━━ Records for this exercise

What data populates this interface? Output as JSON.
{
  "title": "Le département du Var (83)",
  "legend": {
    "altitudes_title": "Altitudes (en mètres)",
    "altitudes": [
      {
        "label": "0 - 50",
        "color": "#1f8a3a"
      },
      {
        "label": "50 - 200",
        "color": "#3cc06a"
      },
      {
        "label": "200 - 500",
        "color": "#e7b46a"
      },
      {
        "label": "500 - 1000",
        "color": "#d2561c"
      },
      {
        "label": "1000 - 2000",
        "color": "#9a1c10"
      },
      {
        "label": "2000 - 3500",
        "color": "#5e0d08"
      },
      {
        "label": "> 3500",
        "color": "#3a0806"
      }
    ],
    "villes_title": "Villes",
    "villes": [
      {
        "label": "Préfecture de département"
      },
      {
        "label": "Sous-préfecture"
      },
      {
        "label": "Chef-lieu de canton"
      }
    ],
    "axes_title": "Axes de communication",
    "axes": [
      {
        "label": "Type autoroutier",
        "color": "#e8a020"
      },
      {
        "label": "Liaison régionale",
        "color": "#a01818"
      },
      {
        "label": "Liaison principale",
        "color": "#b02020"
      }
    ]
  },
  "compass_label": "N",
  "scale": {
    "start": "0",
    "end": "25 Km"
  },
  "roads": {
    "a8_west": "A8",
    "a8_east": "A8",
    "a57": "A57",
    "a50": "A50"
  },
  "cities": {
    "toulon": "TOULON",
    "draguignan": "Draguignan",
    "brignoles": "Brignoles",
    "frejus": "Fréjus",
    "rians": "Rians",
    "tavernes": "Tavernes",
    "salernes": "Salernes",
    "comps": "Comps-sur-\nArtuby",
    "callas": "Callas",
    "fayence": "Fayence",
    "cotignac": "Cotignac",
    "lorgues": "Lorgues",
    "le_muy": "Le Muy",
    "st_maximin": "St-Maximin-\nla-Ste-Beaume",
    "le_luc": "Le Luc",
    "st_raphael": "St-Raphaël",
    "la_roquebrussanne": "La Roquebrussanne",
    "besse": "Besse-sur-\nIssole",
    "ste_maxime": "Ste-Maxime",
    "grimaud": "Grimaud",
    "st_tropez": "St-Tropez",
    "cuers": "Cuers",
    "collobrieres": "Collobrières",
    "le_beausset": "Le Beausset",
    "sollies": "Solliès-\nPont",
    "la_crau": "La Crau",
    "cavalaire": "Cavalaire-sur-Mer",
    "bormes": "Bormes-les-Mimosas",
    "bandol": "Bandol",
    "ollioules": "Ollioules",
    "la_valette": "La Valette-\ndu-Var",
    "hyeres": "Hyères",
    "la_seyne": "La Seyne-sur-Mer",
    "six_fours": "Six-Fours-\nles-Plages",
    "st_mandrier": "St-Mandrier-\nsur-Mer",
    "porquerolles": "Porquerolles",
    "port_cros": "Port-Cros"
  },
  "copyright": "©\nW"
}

━━━━

* _Goal_
Among the entries above, how many lines hold the string "Liaison"? Respond with nothing but the number.

* _Result_
2